• Given request
Of the lines in this material, how many contain "color"? Answer with a single number only.

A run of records
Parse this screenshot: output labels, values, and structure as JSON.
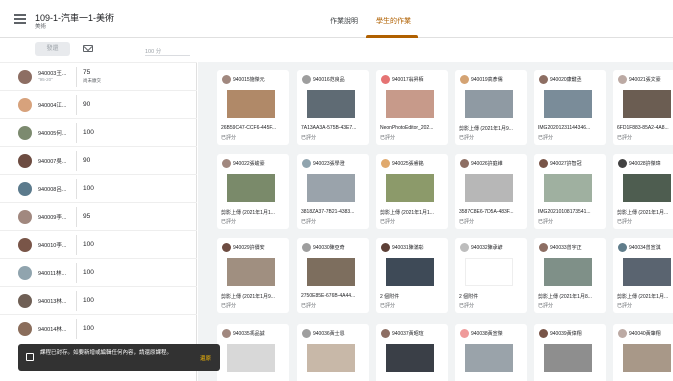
{
  "header": {
    "course_title": "109-1-汽車一1-美術",
    "course_subtitle": "美術",
    "tabs": [
      {
        "label": "作業說明"
      },
      {
        "label": "學生的作業"
      }
    ]
  },
  "toolbar": {
    "return_label": "發還",
    "points_placeholder": "100 分"
  },
  "students": [
    {
      "name": "940003王...",
      "grade": "75",
      "sub1": "\"95-20\"",
      "sub2": "尚未繳交",
      "color": "#8d6e63"
    },
    {
      "name": "940004江...",
      "grade": "90",
      "color": "#d7a27c"
    },
    {
      "name": "940005何...",
      "grade": "100",
      "color": "#7c8a6f"
    },
    {
      "name": "940007吳...",
      "grade": "90",
      "color": "#6d4c41"
    },
    {
      "name": "940008呂...",
      "grade": "100",
      "color": "#5b7a8c"
    },
    {
      "name": "940009李...",
      "grade": "95",
      "color": "#a1887f"
    },
    {
      "name": "940010李...",
      "grade": "100",
      "color": "#795548"
    },
    {
      "name": "940011林...",
      "grade": "100",
      "color": "#90a4ae"
    },
    {
      "name": "940013林...",
      "grade": "100",
      "color": "#6f5f55"
    },
    {
      "name": "940014林...",
      "grade": "100",
      "color": "#8a6d5b"
    }
  ],
  "submissions": [
    {
      "name": "940015施傑元",
      "file": "26B59C47-CCF6-445F...",
      "status": "已評分",
      "avatar": "#a1887f",
      "thumb": "#b08968"
    },
    {
      "name": "940016范良品",
      "file": "7A13AA3A-575B-43E7...",
      "status": "已評分",
      "avatar": "#9e9e9e",
      "thumb": "#5f6b74"
    },
    {
      "name": "940017翁昇栢",
      "file": "NeonPhotoEditor_202...",
      "status": "已評分",
      "avatar": "#e57373",
      "thumb": "#c79a8a"
    },
    {
      "name": "940019高彥儒",
      "file": "剪影上傳 (2021年1月9...",
      "status": "已評分",
      "avatar": "#d4a373",
      "thumb": "#8f9aa3"
    },
    {
      "name": "940020康鍵丞",
      "file": "IMG20201231144346...",
      "status": "已評分",
      "avatar": "#8d6e63",
      "thumb": "#7a8c99"
    },
    {
      "name": "940021張文豪",
      "file": "6FD1F883-85A2-4A8...",
      "status": "已評分",
      "avatar": "#bcaaa4",
      "thumb": "#6b5d52"
    },
    {
      "name": "940022張峻豪",
      "file": "剪影上傳 (2021年1月1...",
      "status": "已評分",
      "avatar": "#a1887f",
      "thumb": "#7a8a6a"
    },
    {
      "name": "940023張學澄",
      "file": "3818ZA37-7B21-4383...",
      "status": "已評分",
      "avatar": "#90a4ae",
      "thumb": "#9aa3ab"
    },
    {
      "name": "940025張睿銘",
      "file": "剪影上傳 (2021年1月1...",
      "status": "已評分",
      "avatar": "#e0a96d",
      "thumb": "#8c9a6a"
    },
    {
      "name": "940026許庭維",
      "file": "3587C8E6-7D5A-483F...",
      "status": "已評分",
      "avatar": "#8d6e63",
      "thumb": "#b7b7b7"
    },
    {
      "name": "940027許智冠",
      "file": "IMG20210108173541...",
      "status": "已評分",
      "avatar": "#795548",
      "thumb": "#9fb0a0"
    },
    {
      "name": "940028許傑瑋",
      "file": "剪影上傳 (2021年1月...",
      "status": "已評分",
      "avatar": "#424242",
      "thumb": "#4e5d50"
    },
    {
      "name": "940029許價安",
      "file": "剪影上傳 (2021年1月9...",
      "status": "已評分",
      "avatar": "#6d4c41",
      "thumb": "#a08f80"
    },
    {
      "name": "940030陳亞奇",
      "file": "2750E85E-676B-4A44...",
      "status": "已評分",
      "avatar": "#9e9e9e",
      "thumb": "#7d6e5e"
    },
    {
      "name": "940031陳滿彰",
      "file": "2 個附件",
      "status": "已評分",
      "avatar": "#5d4037",
      "thumb": "#3e4a57"
    },
    {
      "name": "940032陳承諺",
      "file": "2 個附件",
      "status": "已評分",
      "avatar": "#bdbdbd",
      "thumb": "#ffffff"
    },
    {
      "name": "940033曾宇正",
      "file": "剪影上傳 (2021年1月8...",
      "status": "已評分",
      "avatar": "#8d6e63",
      "thumb": "#7f9088"
    },
    {
      "name": "940034曾宣淇",
      "file": "剪影上傳 (2021年1月...",
      "status": "已評分",
      "avatar": "#607d8b",
      "thumb": "#5a6470"
    },
    {
      "name": "940035馮品誠",
      "file": "",
      "status": "",
      "avatar": "#a1887f",
      "thumb": "#d8d8d8"
    },
    {
      "name": "940036黃士恩",
      "file": "",
      "status": "",
      "avatar": "#9e9e9e",
      "thumb": "#c8b8a8"
    },
    {
      "name": "940037黃昭瑄",
      "file": "",
      "status": "",
      "avatar": "#8d6e63",
      "thumb": "#3a3f47"
    },
    {
      "name": "940038黃宣傑",
      "file": "",
      "status": "",
      "avatar": "#ef9a9a",
      "thumb": "#9aa3aa"
    },
    {
      "name": "940039黃偉翔",
      "file": "",
      "status": "",
      "avatar": "#795548",
      "thumb": "#8e8e8e"
    },
    {
      "name": "940040黃肇翔",
      "file": "",
      "status": "",
      "avatar": "#bcaaa4",
      "thumb": "#a89888"
    }
  ],
  "snackbar": {
    "message": "課程已封存。如要新增或編輯任何內容，請還原課程。",
    "action": "還原"
  }
}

• Finished task
10